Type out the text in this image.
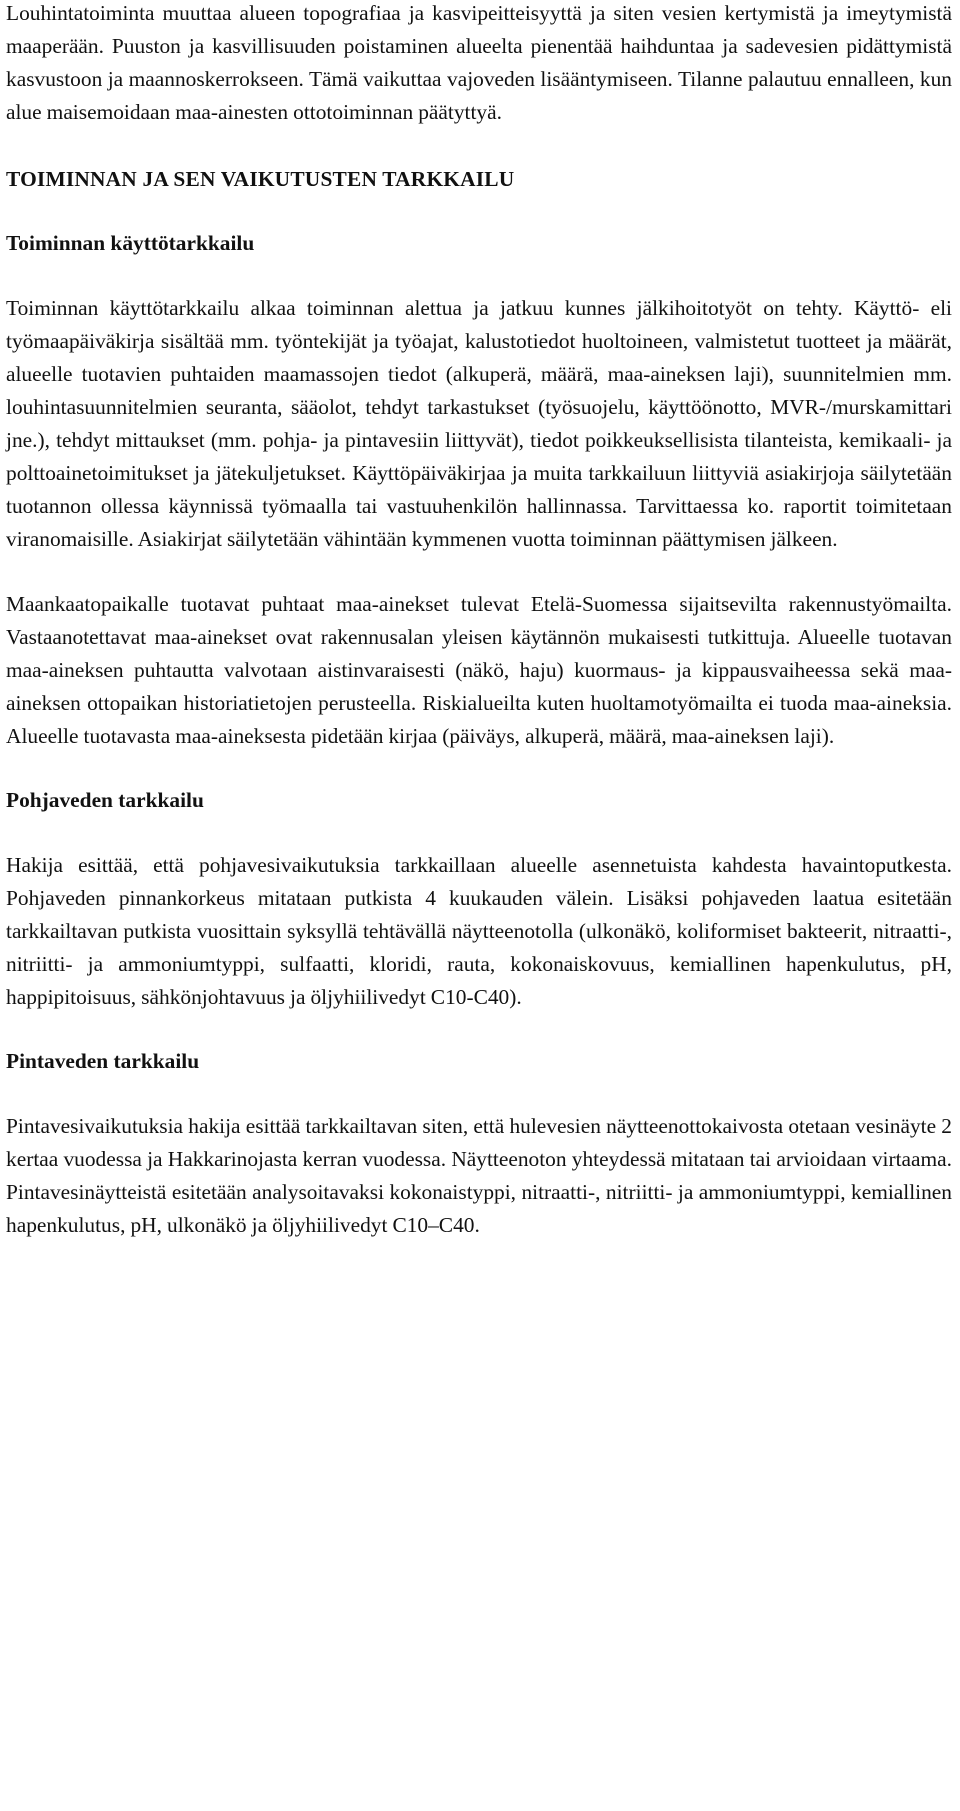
Louhintatoiminta muuttaa alueen topografiaa ja kasvipeitteisyyttä ja siten vesien kertymistä ja imeytymistä maaperään. Puuston ja kasvillisuuden poistaminen alueelta pienentää haihduntaa ja sadevesien pidättymistä kasvustoon ja maannoskerrokseen. Tämä vaikuttaa vajoveden lisääntymiseen. Tilanne palautuu ennalleen, kun alue maisemoidaan maa-ainesten ottotoiminnan päätyttyä.

TOIMINNAN JA SEN VAIKUTUSTEN TARKKAILU
Toiminnan käyttötarkkailu

Toiminnan käyttötarkkailu alkaa toiminnan alettua ja jatkuu kunnes jälkihoitotyöt on tehty. Käyttö- eli työmaapäiväkirja sisältää mm. työntekijät ja työajat, kalustotiedot huoltoineen, valmistetut tuotteet ja määrät, alueelle tuotavien puhtaiden maamassojen tiedot (alkuperä, määrä, maa-aineksen laji), suunnitelmien mm. louhintasuunnitelmien seuranta, sääolot, tehdyt tarkastukset (työsuojelu, käyttöönotto, MVR-/murskamittari jne.), tehdyt mittaukset (mm. pohja- ja pintavesiin liittyvät), tiedot poikkeuksellisista tilanteista, kemikaali- ja polttoainetoimitukset ja jätekuljetukset. Käyttöpäiväkirjaa ja muita tarkkailuun liittyviä asiakirjoja säilytetään tuotannon ollessa käynnissä työmaalla tai vastuuhenkilön hallinnassa. Tarvittaessa ko. raportit toimitetaan viranomaisille. Asiakirjat säilytetään vähintään kymmenen vuotta toiminnan päättymisen jälkeen.

Maankaatopaikalle tuotavat puhtaat maa-ainekset tulevat Etelä-Suomessa sijaitsevilta rakennustyömailta. Vastaanotettavat maa-ainekset ovat rakennusalan yleisen käytännön mukaisesti tutkittuja. Alueelle tuotavan maa-aineksen puhtautta valvotaan aistinvaraisesti (näkö, haju) kuormaus- ja kippausvaiheessa sekä maa-aineksen ottopaikan historiatietojen perusteella. Riskialueilta kuten huoltamotyömailta ei tuoda maa-aineksia. Alueelle tuotavasta maa-aineksesta pidetään kirjaa (päiväys, alkuperä, määrä, maa-aineksen laji).

Pohjaveden tarkkailu

Hakija esittää, että pohjavesivaikutuksia tarkkaillaan alueelle asennetuista kahdesta havaintoputkesta. Pohjaveden pinnankorkeus mitataan putkista 4 kuukauden välein. Lisäksi pohjaveden laatua esitetään tarkkailtavan putkista vuosittain syksyllä tehtävällä näytteenotolla (ulkonäkö, koliformiset bakteerit, nitraatti-, nitriitti- ja ammoniumtyppi, sulfaatti, kloridi, rauta, kokonaiskovuus, kemiallinen hapenkulutus, pH, happipitoisuus, sähkönjohtavuus ja öljyhiilivedyt C10-C40).

Pintaveden tarkkailu

Pintavesivaikutuksia hakija esittää tarkkailtavan siten, että hulevesien näytteenottokaivosta otetaan vesinäyte 2 kertaa vuodessa ja Hakkarinojasta kerran vuodessa. Näytteenoton yhteydessä mitataan tai arvioidaan virtaama. Pintavesinäytteistä esitetään analysoitavaksi kokonaistyppi, nitraatti-, nitriitti- ja ammoniumtyppi, kemiallinen hapenkulutus, pH, ulkonäkö ja öljyhiilivedyt C10–C40.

--- --- ---

■ Short exercise
Your job is to transcribe the entries above exactly; skip the pictures.

■ Completed task
Type out the text in this image.
Louhintatoiminta muuttaa alueen topografiaa ja kasvipeitteisyyttä ja siten vesien kertymistä ja imeytymistä maaperään. Puuston ja kasvillisuuden poistaminen alueelta pienentää haihduntaa ja sadevesien pidättymistä kasvustoon ja maannoskerrokseen. Tämä vaikuttaa vajoveden lisääntymiseen. Tilanne palautuu ennalleen, kun alue maisemoidaan maa-ainesten ottotoiminnan päätyttyä.

TOIMINNAN JA SEN VAIKUTUSTEN TARKKAILU
Toiminnan käyttötarkkailu

Toiminnan käyttötarkkailu alkaa toiminnan alettua ja jatkuu kunnes jälkihoitotyöt on tehty. Käyttö- eli työmaapäiväkirja sisältää mm. työntekijät ja työajat, kalustotiedot huoltoineen, valmistetut tuotteet ja määrät, alueelle tuotavien puhtaiden maamassojen tiedot (alkuperä, määrä, maa-aineksen laji), suunnitelmien mm. louhintasuunnitelmien seuranta, sääolot, tehdyt tarkastukset (työsuojelu, käyttöönotto, MVR-/murskamittari jne.), tehdyt mittaukset (mm. pohja- ja pintavesiin liittyvät), tiedot poikkeuksellisista tilanteista, kemikaali- ja polttoainetoimitukset ja jätekuljetukset. Käyttöpäiväkirjaa ja muita tarkkailuun liittyviä asiakirjoja säilytetään tuotannon ollessa käynnissä työmaalla tai vastuuhenkilön hallinnassa. Tarvittaessa ko. raportit toimitetaan viranomaisille. Asiakirjat säilytetään vähintään kymmenen vuotta toiminnan päättymisen jälkeen.

Maankaatopaikalle tuotavat puhtaat maa-ainekset tulevat Etelä-Suomessa sijaitsevilta rakennustyömailta. Vastaanotettavat maa-ainekset ovat rakennusalan yleisen käytännön mukaisesti tutkittuja. Alueelle tuotavan maa-aineksen puhtautta valvotaan aistinvaraisesti (näkö, haju) kuormaus- ja kippausvaiheessa sekä maa-aineksen ottopaikan historiatietojen perusteella. Riskialueilta kuten huoltamotyömailta ei tuoda maa-aineksia. Alueelle tuotavasta maa-aineksesta pidetään kirjaa (päiväys, alkuperä, määrä, maa-aineksen laji).

Pohjaveden tarkkailu

Hakija esittää, että pohjavesivaikutuksia tarkkaillaan alueelle asennetuista kahdesta havaintoputkesta. Pohjaveden pinnankorkeus mitataan putkista 4 kuukauden välein. Lisäksi pohjaveden laatua esitetään tarkkailtavan putkista vuosittain syksyllä tehtävällä näytteenotolla (ulkonäkö, koliformiset bakteerit, nitraatti-, nitriitti- ja ammoniumtyppi, sulfaatti, kloridi, rauta, kokonaiskovuus, kemiallinen hapenkulutus, pH, happipitoisuus, sähkönjohtavuus ja öljyhiilivedyt C10-C40).

Pintaveden tarkkailu

Pintavesivaikutuksia hakija esittää tarkkailtavan siten, että hulevesien näytteenottokaivosta otetaan vesinäyte 2 kertaa vuodessa ja Hakkarinojasta kerran vuodessa. Näytteenoton yhteydessä mitataan tai arvioidaan virtaama. Pintavesinäytteistä esitetään analysoitavaksi kokonaistyppi, nitraatti-, nitriitti- ja ammoniumtyppi, kemiallinen hapenkulutus, pH, ulkonäkö ja öljyhiilivedyt C10–C40.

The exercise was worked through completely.